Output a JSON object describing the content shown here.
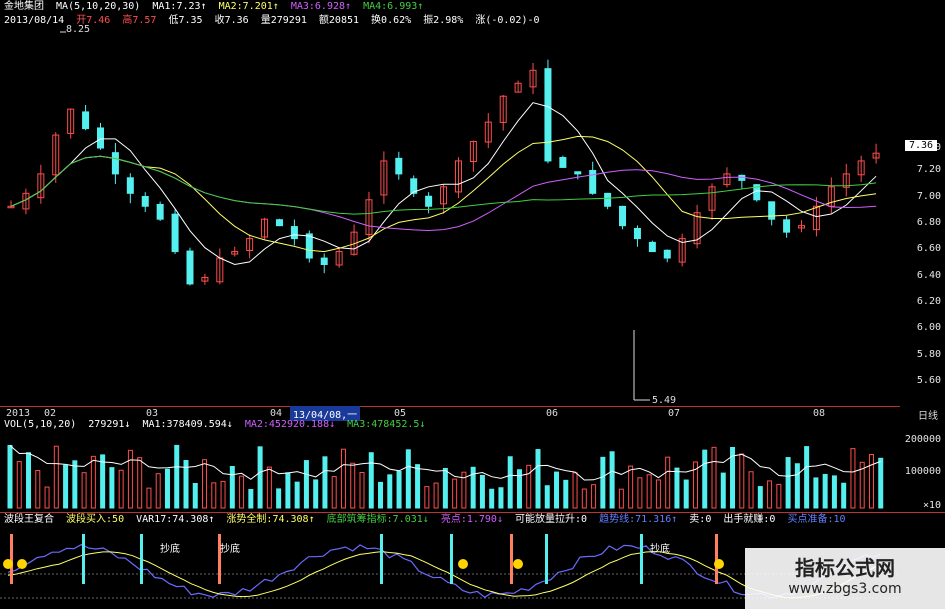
{
  "info_line1": [
    "金地集团",
    "MA(5,10,20,30)",
    "MA1:7.23↑",
    "MA2:7.201↑",
    "MA3:6.928↑",
    "MA4:6.993↑"
  ],
  "info_line2": [
    "2013/08/14",
    "开7.46",
    "高7.57",
    "低7.35",
    "收7.36",
    "量279291",
    "额20851",
    "换0.62%",
    "振2.98%",
    "涨(-0.02)-0"
  ],
  "colors": {
    "up": "#ff4d4d",
    "down": "#54f0f0",
    "ma1": "#ffffff",
    "ma2": "#ffff66",
    "ma3": "#d060ff",
    "ma4": "#40d040",
    "axis": "#b33333",
    "bg": "#000000"
  },
  "price": {
    "high_label": "8.25",
    "low_label": "5.49",
    "last_price": "7.36",
    "y_ticks": [
      "7.40",
      "7.20",
      "7.00",
      "6.80",
      "6.60",
      "6.40",
      "6.20",
      "6.00",
      "5.80",
      "5.60"
    ],
    "date_ticks": [
      "2013",
      "02",
      "03",
      "04",
      "05",
      "06",
      "07",
      "08"
    ],
    "cursor_date": "13/04/08,一",
    "period": "日线"
  },
  "volume": {
    "info": [
      "VOL(5,10,20)",
      "279291↓",
      "MA1:378409.594↓",
      "MA2:452920.188↓",
      "MA3:478452.5↓"
    ],
    "ticks": [
      "200000",
      "100000",
      "×10"
    ]
  },
  "indicator": {
    "info": [
      "波段王复合",
      "波段买入:50",
      "VAR17:74.308↑",
      "涨势全制:74.308↑",
      "底部筑筹指标:7.031↓",
      "亮点:1.790↓",
      "可能放量拉升:0",
      "趋势线:71.316↑",
      "卖:0",
      "出手就赚:0",
      "买点准备:10"
    ],
    "signals": [
      "抄底",
      "抄底",
      "抄底"
    ]
  },
  "watermark": {
    "title": "指标公式网",
    "url": "www.zbgs3.com"
  },
  "chart_data": {
    "type": "candlestick",
    "series": [
      {
        "name": "K",
        "values": [
          6.95,
          7.05,
          7.2,
          7.5,
          7.7,
          7.55,
          7.4,
          7.2,
          7.05,
          6.95,
          6.85,
          6.6,
          6.35,
          6.4,
          6.55,
          6.6,
          6.7,
          6.85,
          6.8,
          6.7,
          6.55,
          6.5,
          6.6,
          6.75,
          7.0,
          7.3,
          7.2,
          7.05,
          6.95,
          7.1,
          7.3,
          7.45,
          7.6,
          7.8,
          7.9,
          8.0,
          7.3,
          7.25,
          7.2,
          7.05,
          6.95,
          6.8,
          6.7,
          6.6,
          6.55,
          6.7,
          6.9,
          7.1,
          7.2,
          7.15,
          7.0,
          6.85,
          6.75,
          6.8,
          6.95,
          7.1,
          7.2,
          7.3,
          7.36
        ]
      }
    ]
  }
}
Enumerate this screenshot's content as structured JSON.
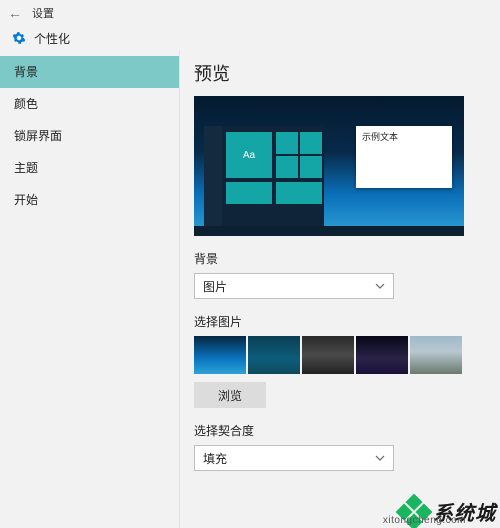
{
  "topbar": {
    "app_title": "设置"
  },
  "category": {
    "title": "个性化"
  },
  "sidebar": {
    "items": [
      {
        "label": "背景",
        "selected": true
      },
      {
        "label": "颜色",
        "selected": false
      },
      {
        "label": "锁屏界面",
        "selected": false
      },
      {
        "label": "主题",
        "selected": false
      },
      {
        "label": "开始",
        "selected": false
      }
    ]
  },
  "main": {
    "preview_heading": "预览",
    "preview_sample_text": "示例文本",
    "preview_tile_text": "Aa",
    "background_label": "背景",
    "background_value": "图片",
    "choose_picture_label": "选择图片",
    "browse_label": "浏览",
    "fit_label": "选择契合度",
    "fit_value": "填充"
  },
  "watermark": {
    "brand": "系统城",
    "url": "xitongcheng.com"
  }
}
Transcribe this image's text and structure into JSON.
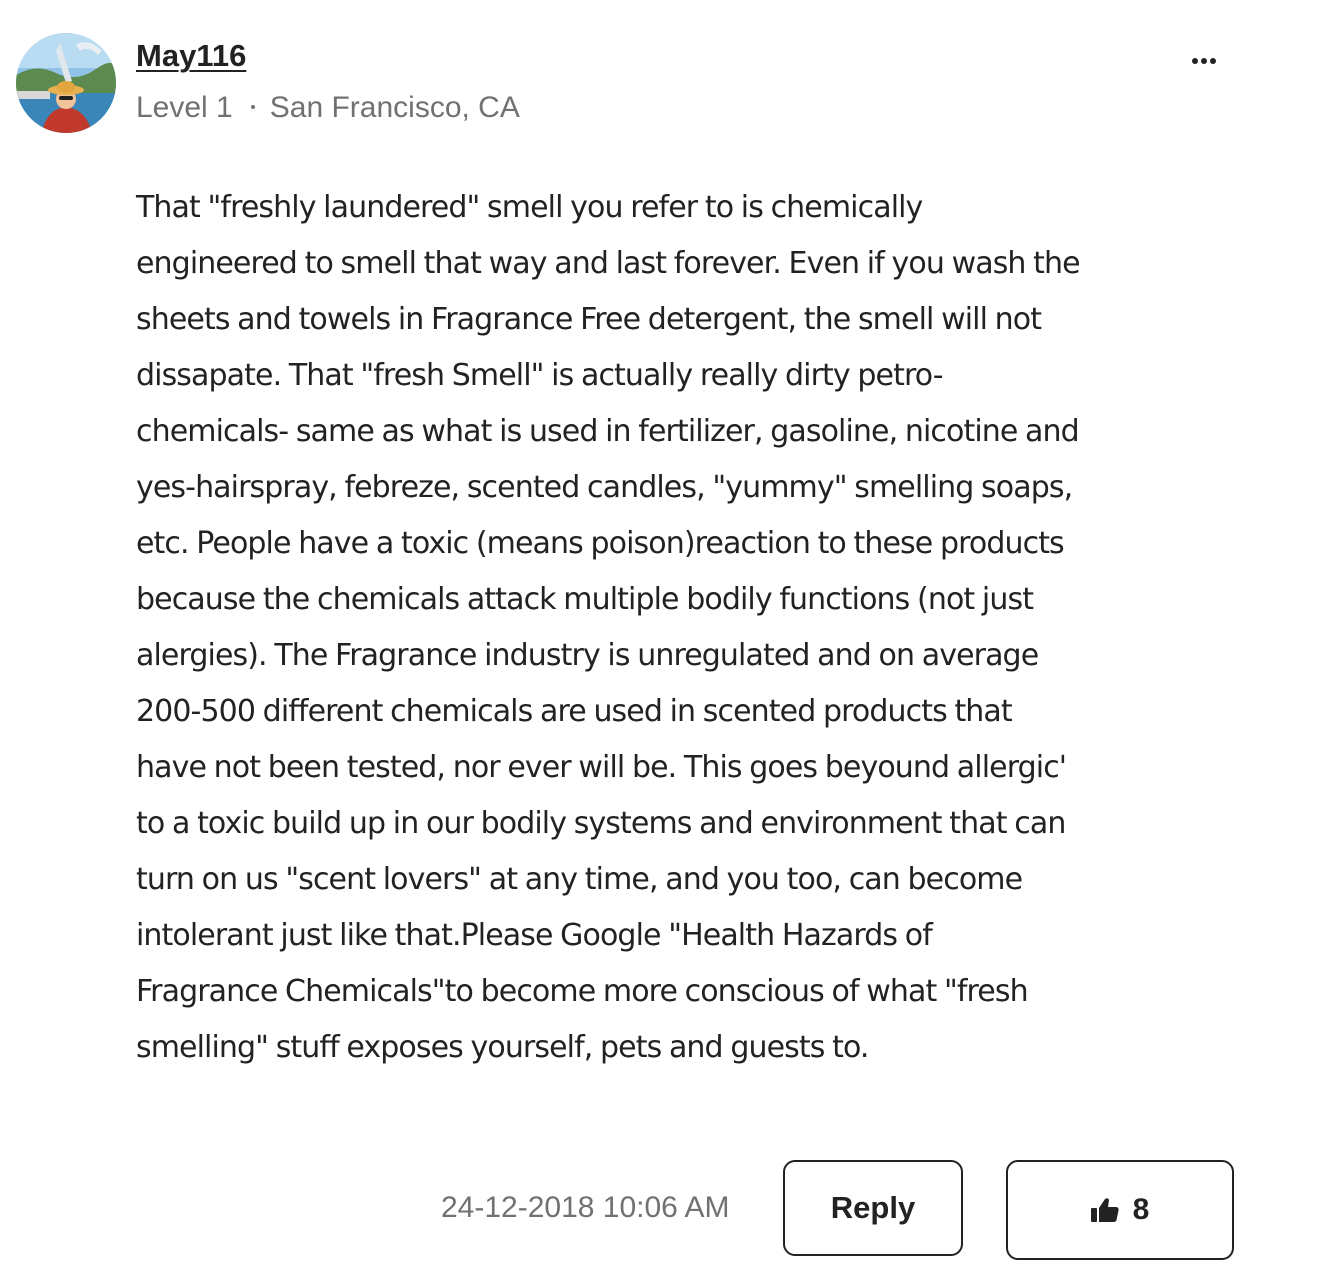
{
  "author": {
    "username": "May116",
    "level": "Level 1",
    "location": "San Francisco, CA",
    "avatar_icon": "user-avatar"
  },
  "menu": {
    "icon": "more-options-icon"
  },
  "post": {
    "lines": [
      "That \"freshly laundered\" smell you refer to is chemically",
      "engineered to smell that way and last forever. Even if you wash the",
      "sheets and towels in Fragrance Free detergent, the smell will not",
      "dissapate. That \"fresh Smell\" is actually really dirty petro-",
      "chemicals- same as what is used in fertilizer, gasoline, nicotine and",
      "yes-hairspray, febreze, scented candles, \"yummy\" smelling soaps,",
      "etc. People have a toxic (means poison)reaction to these products",
      "because the chemicals attack multiple bodily functions (not just",
      "alergies). The Fragrance industry is unregulated and on average",
      "200-500 different chemicals are used in scented products that",
      "have not been tested, nor ever will be. This goes beyound allergic'",
      "to a toxic build up in our bodily systems and environment that can",
      "turn on us \"scent lovers\" at any time, and you too, can become",
      "intolerant just like that.Please Google  \"Health Hazards of",
      "Fragrance Chemicals\"to become more conscious of what \"fresh",
      "smelling\" stuff exposes yourself, pets and guests to."
    ]
  },
  "footer": {
    "timestamp": "24-12-2018 10:06 AM",
    "reply_label": "Reply",
    "like_count": "8",
    "like_icon": "thumbs-up-icon"
  },
  "colors": {
    "text": "#222222",
    "muted": "#717171",
    "border": "#222222",
    "background": "#ffffff"
  }
}
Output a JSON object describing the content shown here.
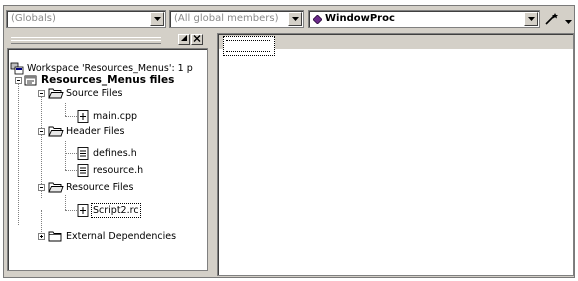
{
  "toolbar": {
    "scope_combo": {
      "value": "(Globals)"
    },
    "members_combo": {
      "value": "(All global members)"
    },
    "function_combo": {
      "value": "WindowProc"
    }
  },
  "left_pane": {
    "workspace_label": "Workspace 'Resources_Menus': 1 p",
    "project_label": "Resources_Menus files",
    "source_folder": "Source Files",
    "main_cpp": "main.cpp",
    "header_folder": "Header Files",
    "defines_h": "defines.h",
    "resource_h": "resource.h",
    "resource_folder": "Resource Files",
    "script2_rc": "Script2.rc",
    "external_folder": "External Dependencies"
  },
  "colors": {
    "chrome": "#d4d0c8",
    "border_dark": "#808080",
    "window_bg": "#ffffff"
  }
}
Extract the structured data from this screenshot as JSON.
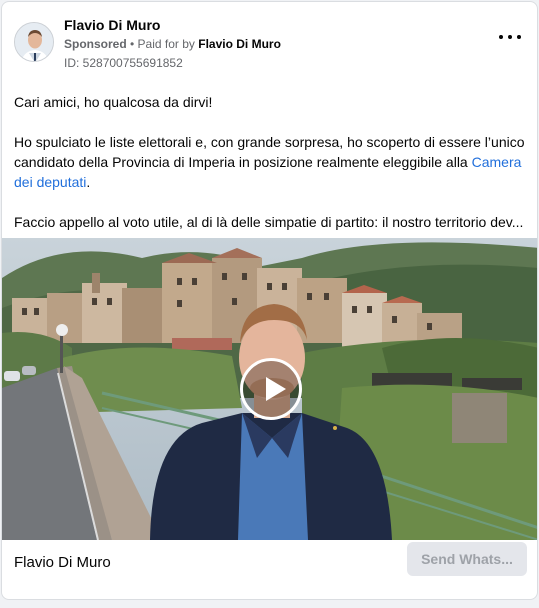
{
  "ad": {
    "page_name": "Flavio Di Muro",
    "sponsored_label": "Sponsored",
    "separator": " • ",
    "paid_for_prefix": "Paid for by ",
    "paid_for_by": "Flavio Di Muro",
    "ad_id": "ID: 528700755691852",
    "more_icon": "more-options-icon"
  },
  "body": {
    "p1": "Cari amici, ho qualcosa da dirvi!",
    "p2_text": "Ho spulciato le liste elettorali e, con grande sorpresa, ho scoperto di essere l’unico candidato della Provincia di Imperia in posizione realmente eleggibile alla ",
    "p2_link": "Camera dei deputati",
    "p2_end": ".",
    "p3": "Faccio appello al voto utile, al di là delle simpatie di partito: il nostro territorio dev..."
  },
  "video": {
    "play_icon": "play-icon"
  },
  "footer": {
    "title": "Flavio Di Muro",
    "cta_label": "Send Whats..."
  },
  "colors": {
    "link": "#216fdb",
    "muted_text": "#65676b",
    "cta_bg": "#e4e6eb",
    "cta_text": "#9ea2a8"
  }
}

===

**Directions:**
Could you reproduce every record above exactly, leaving out the pictures?

**In response:**
Output a JSON object describing the content shown here.
{
  "info_line1": [
    "金地集团",
    "MA(5,10,20,30)",
    "MA1:7.23↑",
    "MA2:7.201↑",
    "MA3:6.928↑",
    "MA4:6.993↑"
  ],
  "info_line2": [
    "2013/08/14",
    "开7.46",
    "高7.57",
    "低7.35",
    "收7.36",
    "量279291",
    "额20851",
    "换0.62%",
    "振2.98%",
    "涨(-0.02)-0"
  ],
  "colors": {
    "up": "#ff4d4d",
    "down": "#54f0f0",
    "ma1": "#ffffff",
    "ma2": "#ffff66",
    "ma3": "#d060ff",
    "ma4": "#40d040",
    "axis": "#b33333",
    "bg": "#000000"
  },
  "price": {
    "high_label": "8.25",
    "low_label": "5.49",
    "last_price": "7.36",
    "y_ticks": [
      "7.40",
      "7.20",
      "7.00",
      "6.80",
      "6.60",
      "6.40",
      "6.20",
      "6.00",
      "5.80",
      "5.60"
    ],
    "date_ticks": [
      "2013",
      "02",
      "03",
      "04",
      "05",
      "06",
      "07",
      "08"
    ],
    "cursor_date": "13/04/08,一",
    "period": "日线"
  },
  "volume": {
    "info": [
      "VOL(5,10,20)",
      "279291↓",
      "MA1:378409.594↓",
      "MA2:452920.188↓",
      "MA3:478452.5↓"
    ],
    "ticks": [
      "200000",
      "100000",
      "×10"
    ]
  },
  "indicator": {
    "info": [
      "波段王复合",
      "波段买入:50",
      "VAR17:74.308↑",
      "涨势全制:74.308↑",
      "底部筑筹指标:7.031↓",
      "亮点:1.790↓",
      "可能放量拉升:0",
      "趋势线:71.316↑",
      "卖:0",
      "出手就赚:0",
      "买点准备:10"
    ],
    "signals": [
      "抄底",
      "抄底",
      "抄底"
    ]
  },
  "watermark": {
    "title": "指标公式网",
    "url": "www.zbgs3.com"
  },
  "chart_data": {
    "type": "candlestick",
    "series": [
      {
        "name": "K",
        "values": [
          6.95,
          7.05,
          7.2,
          7.5,
          7.7,
          7.55,
          7.4,
          7.2,
          7.05,
          6.95,
          6.85,
          6.6,
          6.35,
          6.4,
          6.55,
          6.6,
          6.7,
          6.85,
          6.8,
          6.7,
          6.55,
          6.5,
          6.6,
          6.75,
          7.0,
          7.3,
          7.2,
          7.05,
          6.95,
          7.1,
          7.3,
          7.45,
          7.6,
          7.8,
          7.9,
          8.0,
          7.3,
          7.25,
          7.2,
          7.05,
          6.95,
          6.8,
          6.7,
          6.6,
          6.55,
          6.7,
          6.9,
          7.1,
          7.2,
          7.15,
          7.0,
          6.85,
          6.75,
          6.8,
          6.95,
          7.1,
          7.2,
          7.3,
          7.36
        ]
      }
    ]
  }
}
Enumerate this screenshot's content as structured JSON.
{
  "topbar": {
    "app_title": "设置"
  },
  "category": {
    "title": "个性化"
  },
  "sidebar": {
    "items": [
      {
        "label": "背景",
        "selected": true
      },
      {
        "label": "颜色",
        "selected": false
      },
      {
        "label": "锁屏界面",
        "selected": false
      },
      {
        "label": "主题",
        "selected": false
      },
      {
        "label": "开始",
        "selected": false
      }
    ]
  },
  "main": {
    "preview_heading": "预览",
    "preview_sample_text": "示例文本",
    "preview_tile_text": "Aa",
    "background_label": "背景",
    "background_value": "图片",
    "choose_picture_label": "选择图片",
    "browse_label": "浏览",
    "fit_label": "选择契合度",
    "fit_value": "填充"
  },
  "watermark": {
    "brand": "系统城",
    "url": "xitongcheng.com"
  }
}
Transcribe this image's text and structure into JSON.
{
  "author": {
    "username": "May116",
    "level": "Level 1",
    "location": "San Francisco, CA",
    "avatar_icon": "user-avatar"
  },
  "menu": {
    "icon": "more-options-icon"
  },
  "post": {
    "lines": [
      "That \"freshly laundered\" smell you refer to is chemically",
      "engineered to smell that way and last forever. Even if you wash the",
      "sheets and towels in Fragrance Free detergent, the smell will not",
      "dissapate. That \"fresh Smell\" is actually really dirty petro-",
      "chemicals- same as what is used in fertilizer, gasoline, nicotine and",
      "yes-hairspray, febreze, scented candles, \"yummy\" smelling soaps,",
      "etc. People have a toxic (means poison)reaction to these products",
      "because the chemicals attack multiple bodily functions (not just",
      "alergies). The Fragrance industry is unregulated and on average",
      "200-500 different chemicals are used in scented products that",
      "have not been tested, nor ever will be. This goes beyound allergic'",
      "to a toxic build up in our bodily systems and environment that can",
      "turn on us \"scent lovers\" at any time, and you too, can become",
      "intolerant just like that.Please Google  \"Health Hazards of",
      "Fragrance Chemicals\"to become more conscious of what \"fresh",
      "smelling\" stuff exposes yourself, pets and guests to."
    ]
  },
  "footer": {
    "timestamp": "24-12-2018 10:06 AM",
    "reply_label": "Reply",
    "like_count": "8",
    "like_icon": "thumbs-up-icon"
  },
  "colors": {
    "text": "#222222",
    "muted": "#717171",
    "border": "#222222",
    "background": "#ffffff"
  }
}
Output a JSON object describing the content shown here.
{
  "toolbar": {
    "scope_combo": {
      "value": "(Globals)"
    },
    "members_combo": {
      "value": "(All global members)"
    },
    "function_combo": {
      "value": "WindowProc"
    }
  },
  "left_pane": {
    "workspace_label": "Workspace 'Resources_Menus': 1 p",
    "project_label": "Resources_Menus files",
    "source_folder": "Source Files",
    "main_cpp": "main.cpp",
    "header_folder": "Header Files",
    "defines_h": "defines.h",
    "resource_h": "resource.h",
    "resource_folder": "Resource Files",
    "script2_rc": "Script2.rc",
    "external_folder": "External Dependencies"
  },
  "colors": {
    "chrome": "#d4d0c8",
    "border_dark": "#808080",
    "window_bg": "#ffffff"
  }
}
Extract the structured data from this screenshot as JSON.
{
  "ad": {
    "page_name": "Flavio Di Muro",
    "sponsored_label": "Sponsored",
    "separator": " • ",
    "paid_for_prefix": "Paid for by ",
    "paid_for_by": "Flavio Di Muro",
    "ad_id": "ID: 528700755691852",
    "more_icon": "more-options-icon"
  },
  "body": {
    "p1": "Cari amici, ho qualcosa da dirvi!",
    "p2_text": "Ho spulciato le liste elettorali e, con grande sorpresa, ho scoperto di essere l’unico candidato della Provincia di Imperia in posizione realmente eleggibile alla ",
    "p2_link": "Camera dei deputati",
    "p2_end": ".",
    "p3": "Faccio appello al voto utile, al di là delle simpatie di partito: il nostro territorio dev..."
  },
  "video": {
    "play_icon": "play-icon"
  },
  "footer": {
    "title": "Flavio Di Muro",
    "cta_label": "Send Whats..."
  },
  "colors": {
    "link": "#216fdb",
    "muted_text": "#65676b",
    "cta_bg": "#e4e6eb",
    "cta_text": "#9ea2a8"
  }
}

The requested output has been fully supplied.